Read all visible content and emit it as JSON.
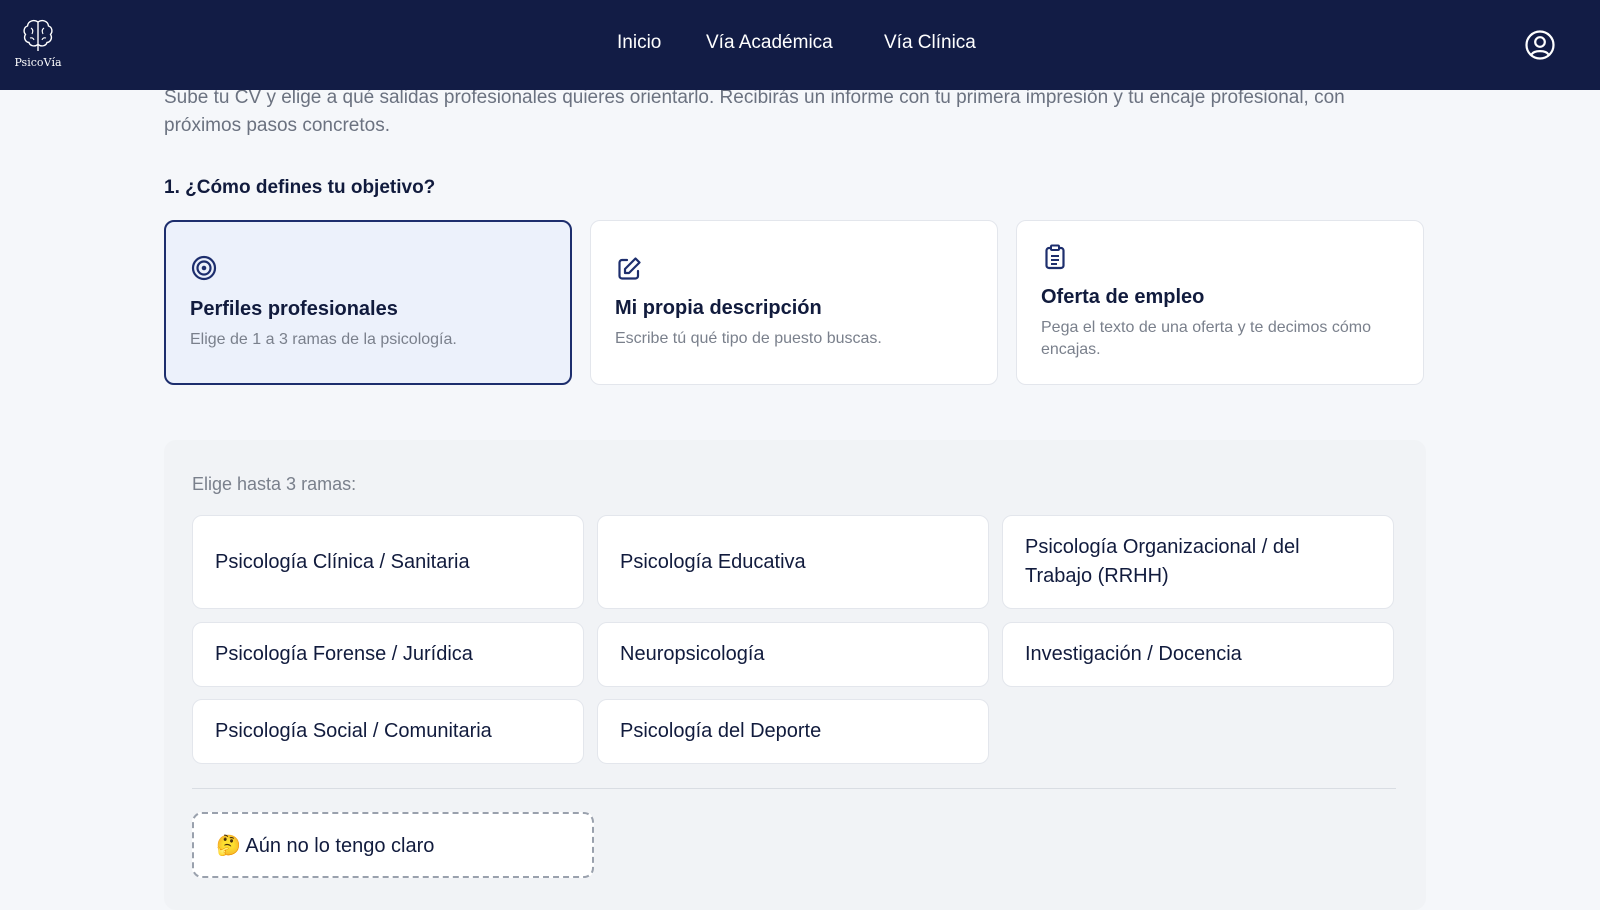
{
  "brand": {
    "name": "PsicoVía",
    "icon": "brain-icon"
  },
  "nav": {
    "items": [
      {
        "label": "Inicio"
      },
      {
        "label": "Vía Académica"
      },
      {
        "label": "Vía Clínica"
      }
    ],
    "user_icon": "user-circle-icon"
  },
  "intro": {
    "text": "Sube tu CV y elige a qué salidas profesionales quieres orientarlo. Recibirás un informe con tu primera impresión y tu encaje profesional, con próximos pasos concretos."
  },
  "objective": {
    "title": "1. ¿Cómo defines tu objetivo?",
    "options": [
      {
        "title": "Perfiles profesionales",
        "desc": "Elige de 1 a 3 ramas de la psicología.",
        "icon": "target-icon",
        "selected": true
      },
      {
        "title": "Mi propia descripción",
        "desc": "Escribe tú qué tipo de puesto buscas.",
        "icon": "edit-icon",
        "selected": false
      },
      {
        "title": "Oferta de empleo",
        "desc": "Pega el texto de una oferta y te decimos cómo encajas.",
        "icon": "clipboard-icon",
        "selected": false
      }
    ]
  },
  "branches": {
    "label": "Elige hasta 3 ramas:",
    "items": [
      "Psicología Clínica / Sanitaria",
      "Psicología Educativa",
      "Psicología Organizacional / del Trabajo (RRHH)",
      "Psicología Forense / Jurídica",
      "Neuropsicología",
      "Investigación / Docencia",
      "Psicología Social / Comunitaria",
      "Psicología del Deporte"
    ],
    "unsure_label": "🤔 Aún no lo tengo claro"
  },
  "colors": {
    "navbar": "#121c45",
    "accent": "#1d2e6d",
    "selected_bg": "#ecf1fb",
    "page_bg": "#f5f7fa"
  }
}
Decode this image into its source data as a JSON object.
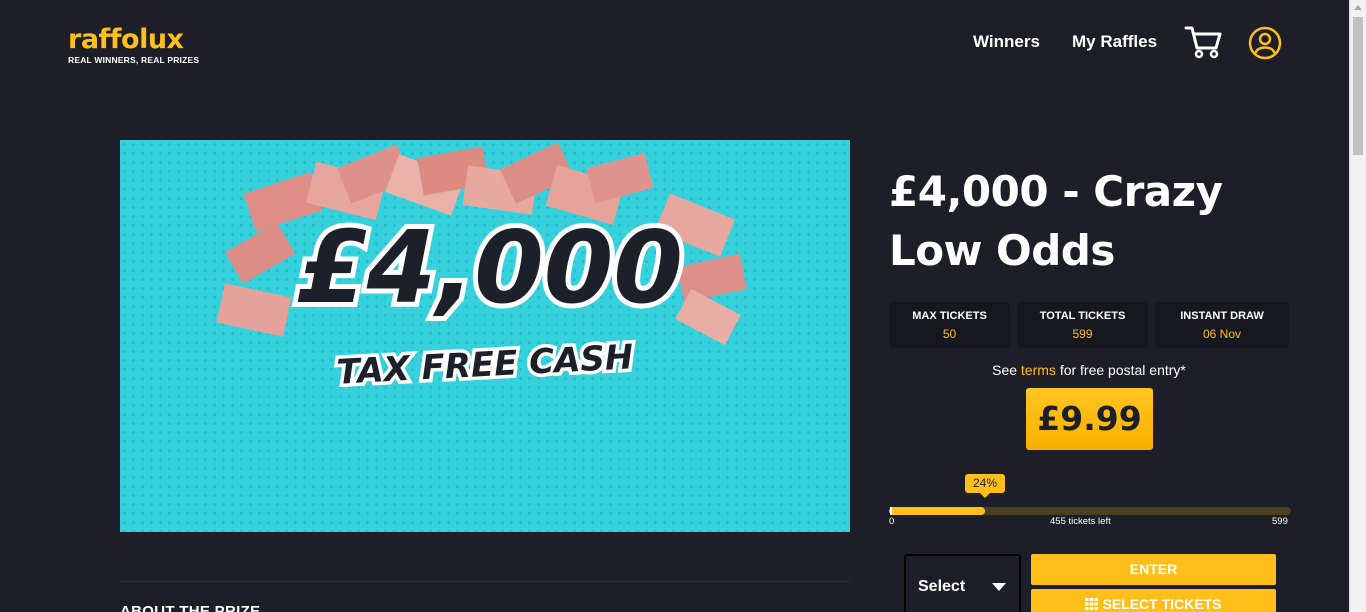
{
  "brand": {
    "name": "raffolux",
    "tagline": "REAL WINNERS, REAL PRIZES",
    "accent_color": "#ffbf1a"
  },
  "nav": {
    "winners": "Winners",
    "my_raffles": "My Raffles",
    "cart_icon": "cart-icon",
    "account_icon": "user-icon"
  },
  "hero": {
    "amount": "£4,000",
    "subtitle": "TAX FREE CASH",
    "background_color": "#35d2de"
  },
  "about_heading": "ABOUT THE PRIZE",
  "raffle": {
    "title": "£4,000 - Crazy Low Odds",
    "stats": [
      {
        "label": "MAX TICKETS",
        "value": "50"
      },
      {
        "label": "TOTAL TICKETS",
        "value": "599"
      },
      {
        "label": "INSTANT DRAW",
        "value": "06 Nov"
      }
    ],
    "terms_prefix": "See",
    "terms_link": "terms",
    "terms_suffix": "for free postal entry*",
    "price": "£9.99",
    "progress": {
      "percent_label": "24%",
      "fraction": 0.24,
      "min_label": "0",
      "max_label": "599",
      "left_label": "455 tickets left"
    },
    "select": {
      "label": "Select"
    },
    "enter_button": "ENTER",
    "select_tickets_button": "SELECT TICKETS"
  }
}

Instruction: Search the entries for the word "Clínica", then gather every line that has it.

Correct result:
        "label": "Vía Clínica"
      "Psicología Clínica / Sanitaria",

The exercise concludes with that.